**Article:**
[Begin]
Thread: [kvm-devel] [PATCH]: Fix MSR_K7_EVNTSEL{0,3} for SVM

Brought to you by: avik, mtosatti

kvm-devel

[kvm-devel] [PATCH]: Fix MSR_K7_EVNTSEL{0,3} for SVM

From: Chris L. <cla...@re...> - 2008-04-23 18:23:30

Attachments: kvm-66-msr-k7.patch

Avi, Joerg,
     While trying to boot a RHEL-4 guest on latest KVM tip on an AMD machine, I
found that the guest would consistently crash when trying to setup the NMI
watchdog.  I traced it down to the following commit:

51ef1ac7b23ee32bfcc61c229d634fdc1c68b38a

It seems that in that commit, the K7_EVNTSEL MSR's were set to fail if the data
!= 0.  That test is actually fine, the problem is how the code around it is
generated.  That is, we are only supposed to go to unhandled if data != 0; but
for some reason, we are *always* going to unhandled, even when the data == 0.
That causes RHEL-4 kernel to crash.  If I rearrange the code to look like this:

	case MSR_K7_EVNTSEL0:
	case MSR_K7_EVNTSEL1:
	case MSR_K7_EVNTSEL2:
	case MSR_K7_EVNTSEL3:

		if (data != 0)
			return kvm_set_msr_common(vcpu, ecx, data);
		
	default:
		return kvm_set_msr_common(vcpu, ecx, data);
	}

Then everything works again.  A patch that does just this is attached.  It might
be slightly nicer to say "if (data == 0) return 0" and then just fall through to
the default case, but I don't much care either way.
[End]
**Set exercise 1:** Shorten the paragraph of the mailing-list post that begins "It seems that in that commit", keeping its main facts.

**Working data:**
[Begin]
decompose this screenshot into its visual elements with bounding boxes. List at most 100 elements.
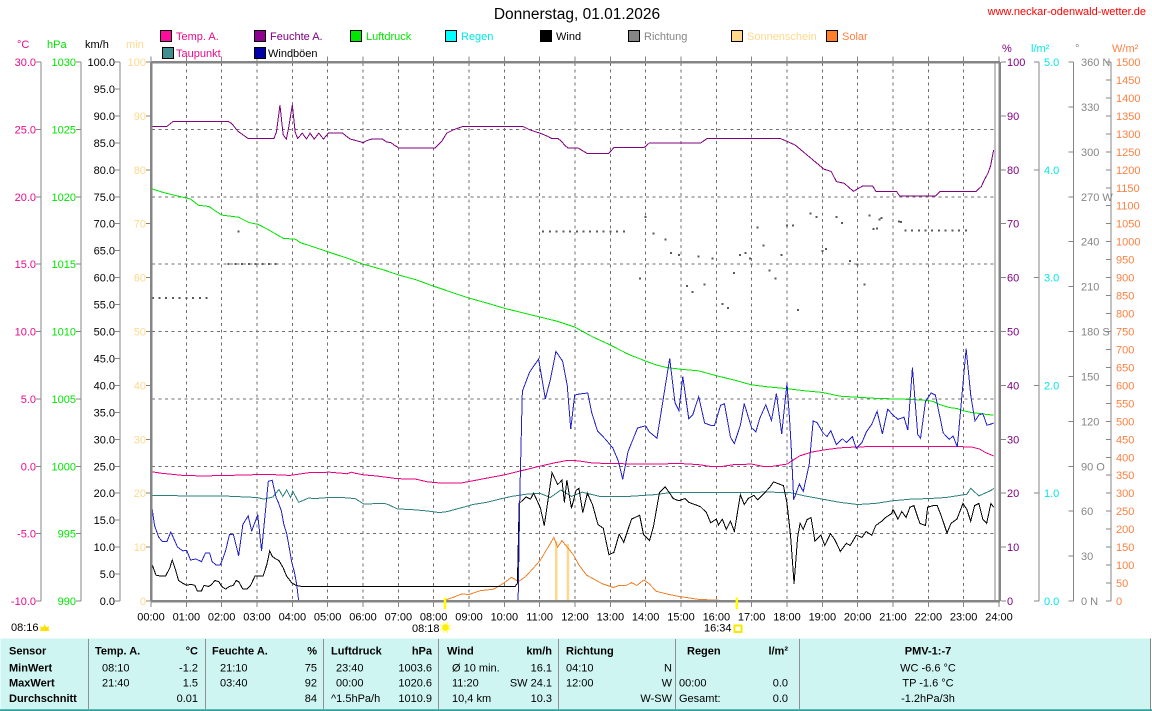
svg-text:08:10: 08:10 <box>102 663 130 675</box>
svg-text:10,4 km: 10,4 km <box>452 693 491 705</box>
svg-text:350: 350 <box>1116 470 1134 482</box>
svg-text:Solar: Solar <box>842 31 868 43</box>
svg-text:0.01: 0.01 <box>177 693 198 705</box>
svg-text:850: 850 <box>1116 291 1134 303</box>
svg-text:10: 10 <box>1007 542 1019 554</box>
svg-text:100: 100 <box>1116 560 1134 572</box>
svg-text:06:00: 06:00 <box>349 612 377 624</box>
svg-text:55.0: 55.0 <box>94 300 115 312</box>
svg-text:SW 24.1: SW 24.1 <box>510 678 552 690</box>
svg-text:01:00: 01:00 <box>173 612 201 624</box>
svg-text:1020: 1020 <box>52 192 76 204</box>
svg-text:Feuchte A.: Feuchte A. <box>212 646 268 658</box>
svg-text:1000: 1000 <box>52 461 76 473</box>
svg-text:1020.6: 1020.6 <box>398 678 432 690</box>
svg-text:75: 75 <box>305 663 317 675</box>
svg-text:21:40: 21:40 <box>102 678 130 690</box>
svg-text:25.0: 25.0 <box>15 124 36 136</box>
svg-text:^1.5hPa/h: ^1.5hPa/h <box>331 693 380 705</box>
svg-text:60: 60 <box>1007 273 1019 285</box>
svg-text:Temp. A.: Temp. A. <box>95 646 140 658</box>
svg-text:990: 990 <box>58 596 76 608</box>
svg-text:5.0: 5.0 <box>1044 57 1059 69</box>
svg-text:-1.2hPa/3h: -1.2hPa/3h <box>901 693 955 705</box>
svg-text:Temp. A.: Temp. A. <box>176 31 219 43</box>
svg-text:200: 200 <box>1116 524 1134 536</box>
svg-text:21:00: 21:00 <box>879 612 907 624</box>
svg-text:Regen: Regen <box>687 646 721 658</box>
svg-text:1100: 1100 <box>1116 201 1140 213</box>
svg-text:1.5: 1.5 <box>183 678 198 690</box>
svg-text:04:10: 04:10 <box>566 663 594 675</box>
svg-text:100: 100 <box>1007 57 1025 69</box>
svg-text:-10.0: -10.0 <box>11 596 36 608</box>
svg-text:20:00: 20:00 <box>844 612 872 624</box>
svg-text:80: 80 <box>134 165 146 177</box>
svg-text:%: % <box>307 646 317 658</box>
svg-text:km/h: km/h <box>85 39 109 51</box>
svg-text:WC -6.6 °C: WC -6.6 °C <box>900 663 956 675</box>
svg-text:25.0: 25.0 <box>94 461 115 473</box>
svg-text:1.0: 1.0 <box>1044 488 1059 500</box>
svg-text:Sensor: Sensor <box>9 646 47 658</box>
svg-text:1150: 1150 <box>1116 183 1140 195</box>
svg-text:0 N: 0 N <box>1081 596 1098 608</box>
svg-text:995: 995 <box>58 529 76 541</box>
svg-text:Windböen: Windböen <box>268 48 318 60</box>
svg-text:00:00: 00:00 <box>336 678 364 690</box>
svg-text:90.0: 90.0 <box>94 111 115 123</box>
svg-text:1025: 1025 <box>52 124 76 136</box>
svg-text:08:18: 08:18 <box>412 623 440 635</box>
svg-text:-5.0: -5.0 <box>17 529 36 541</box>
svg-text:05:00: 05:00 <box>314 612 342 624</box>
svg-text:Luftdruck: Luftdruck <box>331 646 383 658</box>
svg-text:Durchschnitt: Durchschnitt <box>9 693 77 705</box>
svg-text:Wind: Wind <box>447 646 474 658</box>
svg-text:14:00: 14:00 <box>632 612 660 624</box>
[End]
**Set exercise 2:** Give the lines in the rows between the line that contains "svg-text:08:10: 08:10 <box>102" and the line that contains "svg-text:Sensor: Sensor <box>9", inclusive, as a JSON list of strings, one string per line.

**Full answer 1:** The commit made writes to the K7_EVNTSEL MSRs fail when the data is nonzero. That check is fine. The problem is the generated code: it should go to unhandled only when data != 0, but it always goes there, even when data == 0. This crashes the RHEL-4 kernel, so the author rearranged the code.

**Full answer 2:**
[
  "svg-text:08:10: 08:10 <box>102 663 130 675</box>",
  "svg-text:10,4 km: 10,4 km <box>452 693 491 705</box>",
  "svg-text:350: 350 <box>1116 470 1134 482</box>",
  "svg-text:Solar: Solar <box>842 31 868 43</box>",
  "svg-text:0.01: 0.01 <box>177 693 198 705</box>",
  "svg-text:850: 850 <box>1116 291 1134 303</box>",
  "svg-text:10: 10 <box>1007 542 1019 554</box>",
  "svg-text:100: 100 <box>1116 560 1134 572</box>",
  "svg-text:06:00: 06:00 <box>349 612 377 624</box>",
  "svg-text:55.0: 55.0 <box>94 300 115 312</box>",
  "svg-text:SW 24.1: SW 24.1 <box>510 678 552 690</box>",
  "svg-text:01:00: 01:00 <box>173 612 201 624</box>",
  "svg-text:1020: 1020 <box>52 192 76 204</box>",
  "svg-text:Feuchte A.: Feuchte A. <box>212 646 268 658</box>",
  "svg-text:1000: 1000 <box>52 461 76 473</box>",
  "svg-text:1020.6: 1020.6 <box>398 678 432 690</box>",
  "svg-text:75: 75 <box>305 663 317 675</box>",
  "svg-text:21:40: 21:40 <box>102 678 130 690</box>",
  "svg-text:25.0: 25.0 <box>15 124 36 136</box>",
  "svg-text:^1.5hPa/h: ^1.5hPa/h <box>331 693 380 705</box>",
  "svg-text:60: 60 <box>1007 273 1019 285</box>",
  "svg-text:Temp. A.: Temp. A. <box>95 646 140 658</box>",
  "svg-text:990: 990 <box>58 596 76 608</box>",
  "svg-text:5.0: 5.0 <box>1044 57 1059 69</box>",
  "svg-text:-1.2hPa/3h: -1.2hPa/3h <box>901 693 955 705</box>",
  "svg-text:Temp. A.: Temp. A. <box>176 31 219 43</box>",
  "svg-text:200: 200 <box>1116 524 1134 536</box>",
  "svg-text:21:00: 21:00 <box>879 612 907 624</box>",
  "svg-text:Regen: Regen <box>687 646 721 658</box>",
  "svg-text:1100: 1100 <box>1116 201 1140 213</box>",
  "svg-text:1.5: 1.5 <box>183 678 198 690</box>",
  "svg-text:04:10: 04:10 <box>566 663 594 675</box>",
  "svg-text:100: 100 <box>1007 57 1025 69</box>",
  "svg-text:-10.0: -10.0 <box>11 596 36 608</box>",
  "svg-text:20:00: 20:00 <box>844 612 872 624</box>",
  "svg-text:80: 80 <box>134 165 146 177</box>",
  "svg-text:%: % <box>307 646 317 658</box>",
  "svg-text:km/h: km/h <box>85 39 109 51</box>",
  "svg-text:WC -6.6 °C: WC -6.6 °C <box>900 663 956 675</box>",
  "svg-text:25.0: 25.0 <box>94 461 115 473</box>",
  "svg-text:1.0: 1.0 <box>1044 488 1059 500</box>",
  "svg-text:Sensor: Sensor <box>9 646 47 658</box>"
]